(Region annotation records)
········
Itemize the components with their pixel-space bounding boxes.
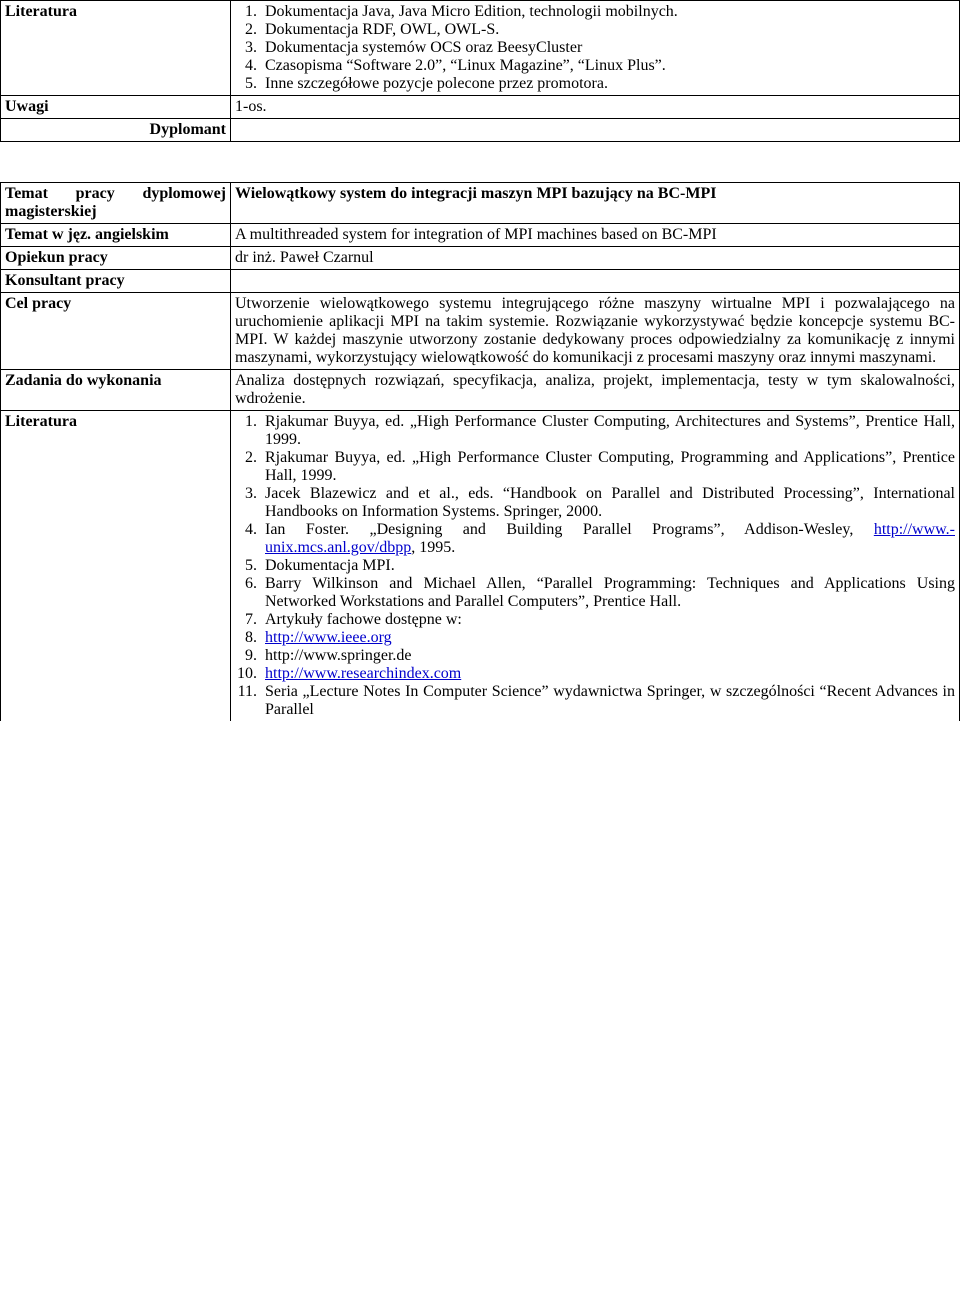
list-item: http://www.springer.de xyxy=(261,647,955,665)
table-row: Zadania do wykonaniaAnaliza dostępnych r… xyxy=(1,370,960,411)
row-label: Temat w jęz. angielskim xyxy=(1,224,231,247)
top-table: Literatura Dokumentacja Java, Java Micro … xyxy=(0,0,960,142)
row-label: Temat pracy dyplomowej magisterskiej xyxy=(1,183,231,224)
list-item: Ian Foster. „Designing and Building Para… xyxy=(261,521,955,557)
row-value: A multithreaded system for integration o… xyxy=(231,224,960,247)
list-item: Dokumentacja RDF, OWL, OWL-S. xyxy=(261,21,955,39)
row-value: Utworzenie wielowątkowego systemu integr… xyxy=(231,293,960,370)
list-item: Dokumentacja Java, Java Micro Edition, t… xyxy=(261,3,955,21)
row-value: dr inż. Paweł Czarnul xyxy=(231,247,960,270)
table-row: Dyplomant xyxy=(1,119,960,142)
list-item: Rjakumar Buyya, ed. „High Performance Cl… xyxy=(261,449,955,485)
list-item: http://www.ieee.org xyxy=(261,629,955,647)
link[interactable]: http://www.ieee.org xyxy=(265,629,392,646)
list-item: Dokumentacja systemów OCS oraz BeesyClus… xyxy=(261,39,955,57)
literature-list: Rjakumar Buyya, ed. „High Performance Cl… xyxy=(235,413,955,719)
table-row: Opiekun pracydr inż. Paweł Czarnul xyxy=(1,247,960,270)
table-row: Literatura Rjakumar Buyya, ed. „High Perf… xyxy=(1,411,960,722)
table-row: Cel pracyUtworzenie wielowątkowego syste… xyxy=(1,293,960,370)
bottom-table: Temat pracy dyplomowej magisterskiejWiel… xyxy=(0,182,960,721)
list-item: Seria „Lecture Notes In Computer Science… xyxy=(261,683,955,719)
row-value: Rjakumar Buyya, ed. „High Performance Cl… xyxy=(231,411,960,722)
table-row: Literatura Dokumentacja Java, Java Micro … xyxy=(1,1,960,96)
text: , 1995. xyxy=(411,539,455,556)
link[interactable]: http://www.researchindex.com xyxy=(265,665,461,682)
row-value: Dokumentacja Java, Java Micro Edition, t… xyxy=(231,1,960,96)
list-item: Artykuły fachowe dostępne w: xyxy=(261,611,955,629)
table-spacer xyxy=(0,142,960,182)
row-value xyxy=(231,270,960,293)
list-item: http://www.researchindex.com xyxy=(261,665,955,683)
list-item: Inne szczegółowe pozycje polecone przez … xyxy=(261,75,955,93)
table-row: Uwagi1-os. xyxy=(1,96,960,119)
list-item: Dokumentacja MPI. xyxy=(261,557,955,575)
row-label: Literatura xyxy=(1,411,231,722)
table-row: Temat w jęz. angielskimA multithreaded s… xyxy=(1,224,960,247)
list-item: Rjakumar Buyya, ed. „High Performance Cl… xyxy=(261,413,955,449)
row-label: Konsultant pracy xyxy=(1,270,231,293)
row-value: Wielowątkowy system do integracji maszyn… xyxy=(231,183,960,224)
row-label: Literatura xyxy=(1,1,231,96)
row-value xyxy=(231,119,960,142)
row-value: Analiza dostępnych rozwiązań, specyfikac… xyxy=(231,370,960,411)
row-label: Opiekun pracy xyxy=(1,247,231,270)
list-item: Czasopisma “Software 2.0”, “Linux Magazi… xyxy=(261,57,955,75)
table-row: Temat pracy dyplomowej magisterskiejWiel… xyxy=(1,183,960,224)
row-label: Zadania do wykonania xyxy=(1,370,231,411)
row-label: Cel pracy xyxy=(1,293,231,370)
list-item: Jacek Blazewicz and et al., eds. “Handbo… xyxy=(261,485,955,521)
row-label: Dyplomant xyxy=(1,119,231,142)
text: Ian Foster. „Designing and Building Para… xyxy=(265,521,874,538)
row-label: Uwagi xyxy=(1,96,231,119)
row-value: 1-os. xyxy=(231,96,960,119)
literature-list: Dokumentacja Java, Java Micro Edition, t… xyxy=(235,3,955,93)
table-row: Konsultant pracy xyxy=(1,270,960,293)
list-item: Barry Wilkinson and Michael Allen, “Para… xyxy=(261,575,955,611)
········
* [TASK REQUIREMENTS]:
Turn all the lines above into a numbered list, skipping any blank lines and leaving out the pictures.

* [EXPECTED OUTPUT]:
1. Itemize the components with their pixel-space bounding boxes.
2. list-item: http://www.springer.de xyxy=(261,647,955,665)
3. table-row: Zadania do wykonaniaAnaliza dostępnych r… xyxy=(1,370,960,411)
4. row-label: Temat w jęz. angielskim xyxy=(1,224,231,247)
5. top-table: Literatura Dokumentacja Java, Java Micro … xyxy=(0,0,960,142)
6. row-label: Temat pracy dyplomowej magisterskiej xyxy=(1,183,231,224)
7. list-item: Ian Foster. „Designing and Building Para… xyxy=(261,521,955,557)
8. row-value: A multithreaded system for integration o… xyxy=(231,224,960,247)
9. list-item: Dokumentacja RDF, OWL, OWL-S. xyxy=(261,21,955,39)
10. row-value: Utworzenie wielowątkowego systemu integr… xyxy=(231,293,960,370)
11. list-item: Dokumentacja Java, Java Micro Edition, t… xyxy=(261,3,955,21)
12. row-value: dr inż. Paweł Czarnul xyxy=(231,247,960,270)
13. table-row: Dyplomant xyxy=(1,119,960,142)
14. list-item: Rjakumar Buyya, ed. „High Performance Cl… xyxy=(261,449,955,485)
15. list-item: http://www.ieee.org xyxy=(261,629,955,647)
16. link[interactable]: http://www.ieee.org xyxy=(265,629,392,646)
17. list-item: Dokumentacja systemów OCS oraz BeesyClus… xyxy=(261,39,955,57)
18. literature-list: Rjakumar Buyya, ed. „High Performance Cl… xyxy=(235,413,955,719)
19. table-row: Opiekun pracydr inż. Paweł Czarnul xyxy=(1,247,960,270)
20. table-row: Literatura Rjakumar Buyya, ed. „High Perf… xyxy=(1,411,960,722)
21. table-row: Cel pracyUtworzenie wielowątkowego syste… xyxy=(1,293,960,370)
22. bottom-table: Temat pracy dyplomowej magisterskiejWiel… xyxy=(0,182,960,721)
23. list-item: Seria „Lecture Notes In Computer Science… xyxy=(261,683,955,719)
24. row-value: Rjakumar Buyya, ed. „High Performance Cl… xyxy=(231,411,960,722)
25. table-row: Literatura Dokumentacja Java, Java Micro … xyxy=(1,1,960,96)
26. text: , 1995. xyxy=(411,539,455,556)
27. link[interactable]: http://www.researchindex.com xyxy=(265,665,461,682)
28. row-value: Dokumentacja Java, Java Micro Edition, t… xyxy=(231,1,960,96)
29. list-item: Artykuły fachowe dostępne w: xyxy=(261,611,955,629)
30. table-spacer xyxy=(0,142,960,182)
31. row-value xyxy=(231,270,960,293)
32. list-item: http://www.researchindex.com xyxy=(261,665,955,683)
33. list-item: Inne szczegółowe pozycje polecone przez … xyxy=(261,75,955,93)
34. table-row: Uwagi1-os. xyxy=(1,96,960,119)
35. list-item: Dokumentacja MPI. xyxy=(261,557,955,575)
36. row-label: Literatura xyxy=(1,411,231,722)
37. table-row: Temat w jęz. angielskimA multithreaded s… xyxy=(1,224,960,247)
38. list-item: Rjakumar Buyya, ed. „High Performance Cl… xyxy=(261,413,955,449)
39. row-label: Konsultant pracy xyxy=(1,270,231,293)
40. row-value: Wielowątkowy system do integracji maszyn… xyxy=(231,183,960,224)
41. row-label: Literatura xyxy=(1,1,231,96)
42. row-value xyxy=(231,119,960,142)
43. row-value: Analiza dostępnych rozwiązań, specyfikac… xyxy=(231,370,960,411)
44. row-label: Opiekun pracy xyxy=(1,247,231,270)
45. list-item: Czasopisma “Software 2.0”, “Linux Magazi… xyxy=(261,57,955,75)
46. table-row: Temat pracy dyplomowej magisterskiejWiel… xyxy=(1,183,960,224)
47. row-label: Zadania do wykonania xyxy=(1,370,231,411)
48. row-label: Cel pracy xyxy=(1,293,231,370)
49. list-item: Jacek Blazewicz and et al., eds. “Handbo… xyxy=(261,485,955,521)
50. row-label: Dyplomant xyxy=(1,119,231,142)
51. text: Ian Foster. „Designing and Building Para… xyxy=(265,521,874,538)
52. row-label: Uwagi xyxy=(1,96,231,119)
53. row-value: 1-os. xyxy=(231,96,960,119)
54. literature-list: Dokumentacja Java, Java Micro Edition, t… xyxy=(235,3,955,93)
55. table-row: Konsultant pracy xyxy=(1,270,960,293)
56. list-item: Barry Wilkinson and Michael Allen, “Para… xyxy=(261,575,955,611)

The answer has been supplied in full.